## Chart and figure data
------------------------

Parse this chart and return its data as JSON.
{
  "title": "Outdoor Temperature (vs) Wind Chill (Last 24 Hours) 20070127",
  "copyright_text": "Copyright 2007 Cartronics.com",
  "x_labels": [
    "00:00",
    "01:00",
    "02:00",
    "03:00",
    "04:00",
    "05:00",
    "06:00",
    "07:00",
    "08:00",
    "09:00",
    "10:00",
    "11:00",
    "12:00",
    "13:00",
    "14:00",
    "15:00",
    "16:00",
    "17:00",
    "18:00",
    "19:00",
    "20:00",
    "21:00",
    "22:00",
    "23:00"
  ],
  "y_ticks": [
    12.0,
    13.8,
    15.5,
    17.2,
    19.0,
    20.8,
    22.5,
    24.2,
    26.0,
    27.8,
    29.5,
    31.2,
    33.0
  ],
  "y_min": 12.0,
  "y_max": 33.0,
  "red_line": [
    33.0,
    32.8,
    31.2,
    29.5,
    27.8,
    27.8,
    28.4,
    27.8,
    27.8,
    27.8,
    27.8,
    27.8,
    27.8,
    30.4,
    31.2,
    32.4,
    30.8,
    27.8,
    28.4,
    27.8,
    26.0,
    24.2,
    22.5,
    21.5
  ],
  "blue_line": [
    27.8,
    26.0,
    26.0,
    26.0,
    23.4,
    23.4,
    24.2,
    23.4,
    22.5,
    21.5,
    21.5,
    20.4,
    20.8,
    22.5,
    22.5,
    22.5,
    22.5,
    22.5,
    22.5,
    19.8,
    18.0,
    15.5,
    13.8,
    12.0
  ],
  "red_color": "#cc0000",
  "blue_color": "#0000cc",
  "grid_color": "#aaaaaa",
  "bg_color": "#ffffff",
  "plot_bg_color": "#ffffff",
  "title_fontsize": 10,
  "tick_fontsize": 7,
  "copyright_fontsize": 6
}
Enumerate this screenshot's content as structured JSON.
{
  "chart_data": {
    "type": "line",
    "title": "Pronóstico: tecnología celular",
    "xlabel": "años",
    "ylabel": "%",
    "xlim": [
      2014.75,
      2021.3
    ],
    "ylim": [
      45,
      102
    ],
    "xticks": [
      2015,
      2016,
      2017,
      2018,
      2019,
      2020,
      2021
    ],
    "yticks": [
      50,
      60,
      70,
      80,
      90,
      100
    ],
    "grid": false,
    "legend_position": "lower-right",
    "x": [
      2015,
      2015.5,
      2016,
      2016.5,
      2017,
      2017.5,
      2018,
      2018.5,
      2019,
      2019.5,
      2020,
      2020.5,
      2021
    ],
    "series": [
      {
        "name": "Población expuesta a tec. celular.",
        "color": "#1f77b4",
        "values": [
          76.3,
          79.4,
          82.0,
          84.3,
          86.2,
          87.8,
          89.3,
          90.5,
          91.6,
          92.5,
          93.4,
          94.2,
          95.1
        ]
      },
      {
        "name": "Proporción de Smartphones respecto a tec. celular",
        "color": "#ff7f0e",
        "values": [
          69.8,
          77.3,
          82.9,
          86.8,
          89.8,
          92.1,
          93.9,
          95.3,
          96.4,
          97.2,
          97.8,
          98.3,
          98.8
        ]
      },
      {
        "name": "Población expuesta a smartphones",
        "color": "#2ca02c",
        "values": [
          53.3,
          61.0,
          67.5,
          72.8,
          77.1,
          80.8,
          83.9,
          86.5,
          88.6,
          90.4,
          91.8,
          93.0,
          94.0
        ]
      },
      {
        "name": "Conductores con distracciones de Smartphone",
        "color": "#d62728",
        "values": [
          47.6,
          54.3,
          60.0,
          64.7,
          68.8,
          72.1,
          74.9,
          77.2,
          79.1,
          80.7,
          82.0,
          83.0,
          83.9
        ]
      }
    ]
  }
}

------------------------

## SET PROBLEM
Write the material out again word for word.

## SOLUTION TO THIS PROBLEM
Parse this chart and return its data as JSON.
{
  "title": "Outdoor Temperature (vs) Wind Chill (Last 24 Hours) 20070127",
  "copyright_text": "Copyright 2007 Cartronics.com",
  "x_labels": [
    "00:00",
    "01:00",
    "02:00",
    "03:00",
    "04:00",
    "05:00",
    "06:00",
    "07:00",
    "08:00",
    "09:00",
    "10:00",
    "11:00",
    "12:00",
    "13:00",
    "14:00",
    "15:00",
    "16:00",
    "17:00",
    "18:00",
    "19:00",
    "20:00",
    "21:00",
    "22:00",
    "23:00"
  ],
  "y_ticks": [
    12.0,
    13.8,
    15.5,
    17.2,
    19.0,
    20.8,
    22.5,
    24.2,
    26.0,
    27.8,
    29.5,
    31.2,
    33.0
  ],
  "y_min": 12.0,
  "y_max": 33.0,
  "red_line": [
    33.0,
    32.8,
    31.2,
    29.5,
    27.8,
    27.8,
    28.4,
    27.8,
    27.8,
    27.8,
    27.8,
    27.8,
    27.8,
    30.4,
    31.2,
    32.4,
    30.8,
    27.8,
    28.4,
    27.8,
    26.0,
    24.2,
    22.5,
    21.5
  ],
  "blue_line": [
    27.8,
    26.0,
    26.0,
    26.0,
    23.4,
    23.4,
    24.2,
    23.4,
    22.5,
    21.5,
    21.5,
    20.4,
    20.8,
    22.5,
    22.5,
    22.5,
    22.5,
    22.5,
    22.5,
    19.8,
    18.0,
    15.5,
    13.8,
    12.0
  ],
  "red_color": "#cc0000",
  "blue_color": "#0000cc",
  "grid_color": "#aaaaaa",
  "bg_color": "#ffffff",
  "plot_bg_color": "#ffffff",
  "title_fontsize": 10,
  "tick_fontsize": 7,
  "copyright_fontsize": 6
}
Enumerate this screenshot's content as structured JSON.
{
  "chart_data": {
    "type": "line",
    "title": "Pronóstico: tecnología celular",
    "xlabel": "años",
    "ylabel": "%",
    "xlim": [
      2014.75,
      2021.3
    ],
    "ylim": [
      45,
      102
    ],
    "xticks": [
      2015,
      2016,
      2017,
      2018,
      2019,
      2020,
      2021
    ],
    "yticks": [
      50,
      60,
      70,
      80,
      90,
      100
    ],
    "grid": false,
    "legend_position": "lower-right",
    "x": [
      2015,
      2015.5,
      2016,
      2016.5,
      2017,
      2017.5,
      2018,
      2018.5,
      2019,
      2019.5,
      2020,
      2020.5,
      2021
    ],
    "series": [
      {
        "name": "Población expuesta a tec. celular.",
        "color": "#1f77b4",
        "values": [
          76.3,
          79.4,
          82.0,
          84.3,
          86.2,
          87.8,
          89.3,
          90.5,
          91.6,
          92.5,
          93.4,
          94.2,
          95.1
        ]
      },
      {
        "name": "Proporción de Smartphones respecto a tec. celular",
        "color": "#ff7f0e",
        "values": [
          69.8,
          77.3,
          82.9,
          86.8,
          89.8,
          92.1,
          93.9,
          95.3,
          96.4,
          97.2,
          97.8,
          98.3,
          98.8
        ]
      },
      {
        "name": "Población expuesta a smartphones",
        "color": "#2ca02c",
        "values": [
          53.3,
          61.0,
          67.5,
          72.8,
          77.1,
          80.8,
          83.9,
          86.5,
          88.6,
          90.4,
          91.8,
          93.0,
          94.0
        ]
      },
      {
        "name": "Conductores con distracciones de Smartphone",
        "color": "#d62728",
        "values": [
          47.6,
          54.3,
          60.0,
          64.7,
          68.8,
          72.1,
          74.9,
          77.2,
          79.1,
          80.7,
          82.0,
          83.0,
          83.9
        ]
      }
    ]
  }
}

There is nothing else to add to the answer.